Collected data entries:
════════
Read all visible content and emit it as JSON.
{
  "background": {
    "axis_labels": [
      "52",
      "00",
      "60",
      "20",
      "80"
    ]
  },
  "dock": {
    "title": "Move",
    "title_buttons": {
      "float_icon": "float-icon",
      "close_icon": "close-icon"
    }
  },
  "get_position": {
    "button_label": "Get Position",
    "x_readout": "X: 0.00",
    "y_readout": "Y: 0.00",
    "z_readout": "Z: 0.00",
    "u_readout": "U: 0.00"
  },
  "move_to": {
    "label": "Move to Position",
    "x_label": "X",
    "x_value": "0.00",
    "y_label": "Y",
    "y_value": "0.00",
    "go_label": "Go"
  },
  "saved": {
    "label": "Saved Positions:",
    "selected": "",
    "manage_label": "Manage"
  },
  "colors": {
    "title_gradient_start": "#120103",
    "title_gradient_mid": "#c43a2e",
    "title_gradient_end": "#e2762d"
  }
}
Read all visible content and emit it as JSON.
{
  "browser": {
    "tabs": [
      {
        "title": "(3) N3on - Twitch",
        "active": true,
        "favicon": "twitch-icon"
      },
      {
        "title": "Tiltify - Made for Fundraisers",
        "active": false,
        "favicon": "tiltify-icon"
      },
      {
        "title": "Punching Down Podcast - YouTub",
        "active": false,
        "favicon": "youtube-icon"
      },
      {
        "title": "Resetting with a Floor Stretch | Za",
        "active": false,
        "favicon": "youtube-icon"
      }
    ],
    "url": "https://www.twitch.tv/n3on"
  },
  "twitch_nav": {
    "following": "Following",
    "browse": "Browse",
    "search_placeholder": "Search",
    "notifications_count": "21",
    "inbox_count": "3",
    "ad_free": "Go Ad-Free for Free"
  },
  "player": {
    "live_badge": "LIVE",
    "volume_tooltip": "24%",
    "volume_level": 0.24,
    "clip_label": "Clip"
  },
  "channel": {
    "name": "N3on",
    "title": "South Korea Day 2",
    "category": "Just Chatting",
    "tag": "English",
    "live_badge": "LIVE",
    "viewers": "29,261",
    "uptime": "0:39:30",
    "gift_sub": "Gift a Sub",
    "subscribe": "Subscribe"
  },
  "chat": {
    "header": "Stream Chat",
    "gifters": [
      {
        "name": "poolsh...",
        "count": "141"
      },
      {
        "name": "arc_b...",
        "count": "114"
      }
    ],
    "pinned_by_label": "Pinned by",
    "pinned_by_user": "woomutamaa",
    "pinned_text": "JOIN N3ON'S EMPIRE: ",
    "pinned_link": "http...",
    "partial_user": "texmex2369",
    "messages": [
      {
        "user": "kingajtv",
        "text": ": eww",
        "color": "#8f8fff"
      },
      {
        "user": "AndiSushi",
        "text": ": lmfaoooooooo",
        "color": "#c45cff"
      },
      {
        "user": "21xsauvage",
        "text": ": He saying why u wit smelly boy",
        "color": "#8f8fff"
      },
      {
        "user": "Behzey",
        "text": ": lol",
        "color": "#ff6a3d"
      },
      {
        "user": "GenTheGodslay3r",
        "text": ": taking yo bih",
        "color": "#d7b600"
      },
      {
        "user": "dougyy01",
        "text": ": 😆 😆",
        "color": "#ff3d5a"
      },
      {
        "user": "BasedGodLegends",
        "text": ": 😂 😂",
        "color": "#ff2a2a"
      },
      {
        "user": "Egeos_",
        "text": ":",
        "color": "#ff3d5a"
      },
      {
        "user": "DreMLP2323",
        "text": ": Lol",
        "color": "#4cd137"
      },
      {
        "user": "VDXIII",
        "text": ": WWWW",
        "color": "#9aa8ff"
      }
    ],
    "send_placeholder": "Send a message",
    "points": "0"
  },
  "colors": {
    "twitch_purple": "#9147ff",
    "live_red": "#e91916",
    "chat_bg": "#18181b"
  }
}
════════
* [WHAT THE TASK REQUIRES]:
All of the entries should be written out again exactly.

* [EXPECTED ANSWER]:
Read all visible content and emit it as JSON.
{
  "background": {
    "axis_labels": [
      "52",
      "00",
      "60",
      "20",
      "80"
    ]
  },
  "dock": {
    "title": "Move",
    "title_buttons": {
      "float_icon": "float-icon",
      "close_icon": "close-icon"
    }
  },
  "get_position": {
    "button_label": "Get Position",
    "x_readout": "X: 0.00",
    "y_readout": "Y: 0.00",
    "z_readout": "Z: 0.00",
    "u_readout": "U: 0.00"
  },
  "move_to": {
    "label": "Move to Position",
    "x_label": "X",
    "x_value": "0.00",
    "y_label": "Y",
    "y_value": "0.00",
    "go_label": "Go"
  },
  "saved": {
    "label": "Saved Positions:",
    "selected": "",
    "manage_label": "Manage"
  },
  "colors": {
    "title_gradient_start": "#120103",
    "title_gradient_mid": "#c43a2e",
    "title_gradient_end": "#e2762d"
  }
}
Read all visible content and emit it as JSON.
{
  "browser": {
    "tabs": [
      {
        "title": "(3) N3on - Twitch",
        "active": true,
        "favicon": "twitch-icon"
      },
      {
        "title": "Tiltify - Made for Fundraisers",
        "active": false,
        "favicon": "tiltify-icon"
      },
      {
        "title": "Punching Down Podcast - YouTub",
        "active": false,
        "favicon": "youtube-icon"
      },
      {
        "title": "Resetting with a Floor Stretch | Za",
        "active": false,
        "favicon": "youtube-icon"
      }
    ],
    "url": "https://www.twitch.tv/n3on"
  },
  "twitch_nav": {
    "following": "Following",
    "browse": "Browse",
    "search_placeholder": "Search",
    "notifications_count": "21",
    "inbox_count": "3",
    "ad_free": "Go Ad-Free for Free"
  },
  "player": {
    "live_badge": "LIVE",
    "volume_tooltip": "24%",
    "volume_level": 0.24,
    "clip_label": "Clip"
  },
  "channel": {
    "name": "N3on",
    "title": "South Korea Day 2",
    "category": "Just Chatting",
    "tag": "English",
    "live_badge": "LIVE",
    "viewers": "29,261",
    "uptime": "0:39:30",
    "gift_sub": "Gift a Sub",
    "subscribe": "Subscribe"
  },
  "chat": {
    "header": "Stream Chat",
    "gifters": [
      {
        "name": "poolsh...",
        "count": "141"
      },
      {
        "name": "arc_b...",
        "count": "114"
      }
    ],
    "pinned_by_label": "Pinned by",
    "pinned_by_user": "woomutamaa",
    "pinned_text": "JOIN N3ON'S EMPIRE: ",
    "pinned_link": "http...",
    "partial_user": "texmex2369",
    "messages": [
      {
        "user": "kingajtv",
        "text": ": eww",
        "color": "#8f8fff"
      },
      {
        "user": "AndiSushi",
        "text": ": lmfaoooooooo",
        "color": "#c45cff"
      },
      {
        "user": "21xsauvage",
        "text": ": He saying why u wit smelly boy",
        "color": "#8f8fff"
      },
      {
        "user": "Behzey",
        "text": ": lol",
        "color": "#ff6a3d"
      },
      {
        "user": "GenTheGodslay3r",
        "text": ": taking yo bih",
        "color": "#d7b600"
      },
      {
        "user": "dougyy01",
        "text": ": 😆 😆",
        "color": "#ff3d5a"
      },
      {
        "user": "BasedGodLegends",
        "text": ": 😂 😂",
        "color": "#ff2a2a"
      },
      {
        "user": "Egeos_",
        "text": ":",
        "color": "#ff3d5a"
      },
      {
        "user": "DreMLP2323",
        "text": ": Lol",
        "color": "#4cd137"
      },
      {
        "user": "VDXIII",
        "text": ": WWWW",
        "color": "#9aa8ff"
      }
    ],
    "send_placeholder": "Send a message",
    "points": "0"
  },
  "colors": {
    "twitch_purple": "#9147ff",
    "live_red": "#e91916",
    "chat_bg": "#18181b"
  }
}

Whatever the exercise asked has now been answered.